** start PROVIDED DATA **
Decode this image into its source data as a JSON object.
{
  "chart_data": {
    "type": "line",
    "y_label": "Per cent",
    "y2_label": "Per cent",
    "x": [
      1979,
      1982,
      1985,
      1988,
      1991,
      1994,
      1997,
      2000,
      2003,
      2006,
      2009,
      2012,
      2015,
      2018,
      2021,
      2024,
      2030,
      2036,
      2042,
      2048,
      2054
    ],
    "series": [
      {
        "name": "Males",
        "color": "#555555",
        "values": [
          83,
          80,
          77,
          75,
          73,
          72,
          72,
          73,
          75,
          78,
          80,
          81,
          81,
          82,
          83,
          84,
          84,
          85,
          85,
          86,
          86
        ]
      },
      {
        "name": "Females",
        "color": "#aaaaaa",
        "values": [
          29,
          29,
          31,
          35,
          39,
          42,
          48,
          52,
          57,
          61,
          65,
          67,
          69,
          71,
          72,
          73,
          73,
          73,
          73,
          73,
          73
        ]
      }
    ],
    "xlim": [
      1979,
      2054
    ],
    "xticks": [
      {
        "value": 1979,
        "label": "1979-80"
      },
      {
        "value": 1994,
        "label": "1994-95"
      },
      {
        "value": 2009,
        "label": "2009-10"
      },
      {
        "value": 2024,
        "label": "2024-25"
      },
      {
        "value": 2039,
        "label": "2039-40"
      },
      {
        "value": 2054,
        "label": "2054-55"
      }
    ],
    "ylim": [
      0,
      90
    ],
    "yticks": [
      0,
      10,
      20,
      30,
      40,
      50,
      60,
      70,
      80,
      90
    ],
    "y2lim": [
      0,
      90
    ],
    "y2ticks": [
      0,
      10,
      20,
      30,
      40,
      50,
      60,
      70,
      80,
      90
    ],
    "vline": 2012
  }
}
** end PROVIDED DATA **
WHAT THIS TASK INVOLVES: Write out every entry again exactly, please, with nothing missing.

ANSWER:
Decode this image into its source data as a JSON object.
{
  "chart_data": {
    "type": "line",
    "y_label": "Per cent",
    "y2_label": "Per cent",
    "x": [
      1979,
      1982,
      1985,
      1988,
      1991,
      1994,
      1997,
      2000,
      2003,
      2006,
      2009,
      2012,
      2015,
      2018,
      2021,
      2024,
      2030,
      2036,
      2042,
      2048,
      2054
    ],
    "series": [
      {
        "name": "Males",
        "color": "#555555",
        "values": [
          83,
          80,
          77,
          75,
          73,
          72,
          72,
          73,
          75,
          78,
          80,
          81,
          81,
          82,
          83,
          84,
          84,
          85,
          85,
          86,
          86
        ]
      },
      {
        "name": "Females",
        "color": "#aaaaaa",
        "values": [
          29,
          29,
          31,
          35,
          39,
          42,
          48,
          52,
          57,
          61,
          65,
          67,
          69,
          71,
          72,
          73,
          73,
          73,
          73,
          73,
          73
        ]
      }
    ],
    "xlim": [
      1979,
      2054
    ],
    "xticks": [
      {
        "value": 1979,
        "label": "1979-80"
      },
      {
        "value": 1994,
        "label": "1994-95"
      },
      {
        "value": 2009,
        "label": "2009-10"
      },
      {
        "value": 2024,
        "label": "2024-25"
      },
      {
        "value": 2039,
        "label": "2039-40"
      },
      {
        "value": 2054,
        "label": "2054-55"
      }
    ],
    "ylim": [
      0,
      90
    ],
    "yticks": [
      0,
      10,
      20,
      30,
      40,
      50,
      60,
      70,
      80,
      90
    ],
    "y2lim": [
      0,
      90
    ],
    "y2ticks": [
      0,
      10,
      20,
      30,
      40,
      50,
      60,
      70,
      80,
      90
    ],
    "vline": 2012
  }
}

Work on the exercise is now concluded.